## GIVEN PASSAGE
[Start of Attachment]
Chemicals are used widely in activewear. Meet the startups creating natural alternatives.

Here’s a question: Is “activewear” an actual thing or just the fashion industry playing marketing jujitsu by mashing together 2 words?

As it turns out, it’s an actual thing.

But to create the sweat-wicking and quick-drying effect on your yoga gear, textile manufacturers treat the fabric with potentially hazardous chemicals.

Enter Evolved By Nature (EBN)…

… a “green chemistry” startup offering an all-natural alternative for activewear treatment. EBN has raised $51m from investors including retail giant Chanel, according to Business of Fashion.

The company’s flagship product is liquid silk — literally, liquified silk material — which is “biodegradable, sustainable… and usable in clothes, bed linens, furniture upholstery, personal care products, and skincare.”

Will it sell in the market, though?

Fashion brand Adore Me is about to find out

According to Vogue Business, the lingerie company just launched Gentrue, an activewear brand that “dips” its fabric in EBN’s liquid silk.

Gentrue will start by selling a line of leggings and tops with all of the same activewear properties we’ve come to love while not going to yoga studios during the pandemic.
[End of Attachment]
## DATA
[Start of Attachment]
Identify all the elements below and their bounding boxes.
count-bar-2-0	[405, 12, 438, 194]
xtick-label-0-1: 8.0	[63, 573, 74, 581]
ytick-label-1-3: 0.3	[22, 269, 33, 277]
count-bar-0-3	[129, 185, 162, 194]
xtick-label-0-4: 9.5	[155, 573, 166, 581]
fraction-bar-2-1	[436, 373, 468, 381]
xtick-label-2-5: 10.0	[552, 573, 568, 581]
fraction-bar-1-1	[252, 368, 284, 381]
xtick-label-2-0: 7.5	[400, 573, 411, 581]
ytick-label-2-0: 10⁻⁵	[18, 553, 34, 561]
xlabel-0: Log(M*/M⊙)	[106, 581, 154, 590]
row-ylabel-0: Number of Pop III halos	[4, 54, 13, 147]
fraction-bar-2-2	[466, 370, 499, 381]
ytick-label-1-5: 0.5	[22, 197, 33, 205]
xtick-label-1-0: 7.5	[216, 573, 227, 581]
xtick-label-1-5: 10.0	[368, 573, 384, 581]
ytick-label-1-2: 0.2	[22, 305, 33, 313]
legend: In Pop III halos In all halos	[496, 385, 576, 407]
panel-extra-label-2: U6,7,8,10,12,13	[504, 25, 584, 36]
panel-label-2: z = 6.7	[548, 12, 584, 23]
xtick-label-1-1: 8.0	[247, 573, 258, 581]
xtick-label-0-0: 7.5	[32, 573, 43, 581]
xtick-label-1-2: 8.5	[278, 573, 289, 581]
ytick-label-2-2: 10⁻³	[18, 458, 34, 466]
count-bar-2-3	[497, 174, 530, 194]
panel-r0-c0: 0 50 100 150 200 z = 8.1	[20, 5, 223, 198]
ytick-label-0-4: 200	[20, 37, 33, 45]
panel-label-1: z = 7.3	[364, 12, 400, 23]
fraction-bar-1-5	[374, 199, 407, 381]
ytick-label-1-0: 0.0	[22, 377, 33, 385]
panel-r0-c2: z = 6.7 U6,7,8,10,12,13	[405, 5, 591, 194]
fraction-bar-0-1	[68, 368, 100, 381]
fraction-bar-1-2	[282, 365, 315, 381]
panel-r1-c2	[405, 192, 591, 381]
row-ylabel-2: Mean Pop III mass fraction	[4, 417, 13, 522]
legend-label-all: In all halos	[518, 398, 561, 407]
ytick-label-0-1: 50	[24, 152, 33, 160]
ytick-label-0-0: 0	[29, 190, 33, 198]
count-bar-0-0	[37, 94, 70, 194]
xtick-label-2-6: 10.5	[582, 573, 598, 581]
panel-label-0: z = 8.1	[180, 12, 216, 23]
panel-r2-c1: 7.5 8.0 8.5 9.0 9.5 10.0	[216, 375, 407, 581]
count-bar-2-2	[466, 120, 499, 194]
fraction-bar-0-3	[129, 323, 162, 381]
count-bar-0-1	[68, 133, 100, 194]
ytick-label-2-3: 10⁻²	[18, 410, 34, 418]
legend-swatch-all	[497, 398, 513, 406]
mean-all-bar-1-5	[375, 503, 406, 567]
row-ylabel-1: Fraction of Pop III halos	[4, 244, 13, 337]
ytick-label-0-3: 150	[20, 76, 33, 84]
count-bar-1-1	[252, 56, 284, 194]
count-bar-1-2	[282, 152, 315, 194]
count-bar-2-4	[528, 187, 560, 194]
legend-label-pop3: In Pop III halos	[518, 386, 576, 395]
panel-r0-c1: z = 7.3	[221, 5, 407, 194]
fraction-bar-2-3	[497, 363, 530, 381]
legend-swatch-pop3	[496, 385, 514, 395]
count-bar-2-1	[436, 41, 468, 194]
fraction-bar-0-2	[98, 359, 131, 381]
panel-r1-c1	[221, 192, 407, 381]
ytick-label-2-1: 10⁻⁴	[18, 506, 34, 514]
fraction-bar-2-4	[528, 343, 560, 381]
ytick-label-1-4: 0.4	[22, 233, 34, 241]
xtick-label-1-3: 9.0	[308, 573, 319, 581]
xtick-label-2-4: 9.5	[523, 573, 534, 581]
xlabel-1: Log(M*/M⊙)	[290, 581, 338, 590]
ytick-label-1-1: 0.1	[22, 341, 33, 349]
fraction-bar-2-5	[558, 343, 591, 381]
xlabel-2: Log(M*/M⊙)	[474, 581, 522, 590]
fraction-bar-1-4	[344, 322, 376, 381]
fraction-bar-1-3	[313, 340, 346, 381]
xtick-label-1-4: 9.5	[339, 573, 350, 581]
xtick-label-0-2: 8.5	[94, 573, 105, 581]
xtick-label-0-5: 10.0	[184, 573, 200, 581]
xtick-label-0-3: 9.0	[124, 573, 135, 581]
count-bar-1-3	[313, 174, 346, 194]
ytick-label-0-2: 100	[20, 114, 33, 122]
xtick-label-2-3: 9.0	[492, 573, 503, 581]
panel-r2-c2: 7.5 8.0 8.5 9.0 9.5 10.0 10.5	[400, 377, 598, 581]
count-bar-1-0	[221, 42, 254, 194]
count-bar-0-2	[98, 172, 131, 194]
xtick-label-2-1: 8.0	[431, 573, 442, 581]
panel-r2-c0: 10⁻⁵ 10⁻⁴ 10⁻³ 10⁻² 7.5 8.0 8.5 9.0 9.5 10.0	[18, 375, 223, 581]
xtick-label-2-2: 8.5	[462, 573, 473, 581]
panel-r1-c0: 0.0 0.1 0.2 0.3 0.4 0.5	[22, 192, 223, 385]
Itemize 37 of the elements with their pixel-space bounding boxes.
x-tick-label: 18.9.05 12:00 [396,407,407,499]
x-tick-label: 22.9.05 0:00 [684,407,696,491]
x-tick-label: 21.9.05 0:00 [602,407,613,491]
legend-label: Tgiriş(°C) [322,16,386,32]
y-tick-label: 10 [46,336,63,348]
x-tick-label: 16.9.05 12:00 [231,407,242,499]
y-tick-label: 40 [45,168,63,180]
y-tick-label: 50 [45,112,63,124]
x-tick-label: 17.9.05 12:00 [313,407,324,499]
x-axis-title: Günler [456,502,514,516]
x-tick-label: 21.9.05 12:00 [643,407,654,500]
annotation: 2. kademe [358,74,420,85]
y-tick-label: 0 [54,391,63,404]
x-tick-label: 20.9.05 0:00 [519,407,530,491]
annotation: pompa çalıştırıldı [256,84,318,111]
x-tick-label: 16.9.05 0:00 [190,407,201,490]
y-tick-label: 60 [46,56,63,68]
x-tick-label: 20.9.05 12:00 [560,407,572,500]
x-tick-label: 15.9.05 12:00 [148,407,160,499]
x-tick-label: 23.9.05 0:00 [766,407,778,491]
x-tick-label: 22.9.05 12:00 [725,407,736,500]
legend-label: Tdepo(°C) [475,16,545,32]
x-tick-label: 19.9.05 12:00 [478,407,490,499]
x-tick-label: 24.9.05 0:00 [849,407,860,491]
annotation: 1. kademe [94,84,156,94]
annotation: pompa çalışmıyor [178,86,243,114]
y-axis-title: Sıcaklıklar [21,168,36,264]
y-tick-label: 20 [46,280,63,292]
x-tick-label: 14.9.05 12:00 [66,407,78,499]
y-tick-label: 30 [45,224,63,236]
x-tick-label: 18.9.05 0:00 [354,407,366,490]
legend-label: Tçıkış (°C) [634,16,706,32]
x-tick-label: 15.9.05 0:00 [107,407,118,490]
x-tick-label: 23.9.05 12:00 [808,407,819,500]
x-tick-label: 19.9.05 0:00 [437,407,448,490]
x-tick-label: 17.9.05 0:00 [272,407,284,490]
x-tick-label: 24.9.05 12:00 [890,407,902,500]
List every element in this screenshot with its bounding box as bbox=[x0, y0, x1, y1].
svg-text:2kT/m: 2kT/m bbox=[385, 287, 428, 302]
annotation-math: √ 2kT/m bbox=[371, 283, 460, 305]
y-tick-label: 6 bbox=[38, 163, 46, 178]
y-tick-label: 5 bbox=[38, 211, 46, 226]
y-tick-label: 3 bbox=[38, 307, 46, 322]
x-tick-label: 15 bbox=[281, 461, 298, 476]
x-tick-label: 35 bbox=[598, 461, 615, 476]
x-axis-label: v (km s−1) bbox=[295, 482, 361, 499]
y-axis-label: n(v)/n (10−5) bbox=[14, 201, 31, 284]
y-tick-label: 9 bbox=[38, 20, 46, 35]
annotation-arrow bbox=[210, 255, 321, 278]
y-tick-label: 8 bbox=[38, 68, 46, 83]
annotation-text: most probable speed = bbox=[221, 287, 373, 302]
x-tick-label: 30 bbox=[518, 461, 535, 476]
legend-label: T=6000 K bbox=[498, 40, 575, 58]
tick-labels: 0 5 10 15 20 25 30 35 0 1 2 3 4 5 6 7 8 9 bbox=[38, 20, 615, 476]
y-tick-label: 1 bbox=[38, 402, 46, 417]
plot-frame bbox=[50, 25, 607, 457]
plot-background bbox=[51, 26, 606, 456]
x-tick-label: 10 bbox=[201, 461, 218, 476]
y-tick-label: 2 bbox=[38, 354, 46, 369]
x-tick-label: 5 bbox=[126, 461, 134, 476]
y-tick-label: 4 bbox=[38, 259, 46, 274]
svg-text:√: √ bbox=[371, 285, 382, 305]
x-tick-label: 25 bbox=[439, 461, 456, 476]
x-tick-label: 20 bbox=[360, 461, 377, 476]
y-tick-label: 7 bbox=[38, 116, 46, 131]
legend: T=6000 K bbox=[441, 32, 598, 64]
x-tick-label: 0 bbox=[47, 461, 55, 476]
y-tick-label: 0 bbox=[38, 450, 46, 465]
[End of Attachment]
## TASKS TO CARRY OUT
1. In the article on natural activewear treatments, how much has Evolved By Nature raised from investors?
2. Carry on the article about natural alternatives to activewear chemicals, picking up after its last sentence.
The material was taken from a different source than the text.

## ANSWERS BY ITEM
1. $51m

2.
The brand came out of Adore Me’s incubator program and — if successful — could pave the way for wider uptake of liquid silk.

It will be an uphill battle

The fashion industry has a long-established global supply chain that uses chemicals for all types of applications: dyeing, texture maintenance, shrinkage, antimicrobials.

However, consumer demand for environmental, social and corporate governance (ESG) standards in fashion — like most industries — are on the rise.

Per Vogue, other startups attacking the problem include Green Theme Technologies, Dimpora, Huue, Checkerspot, Colorifix, and Beyond Surface Technologies.

If you see “natural activewear” become a thing in the future, it’ll probably be an actual thing and not some marketing ploy.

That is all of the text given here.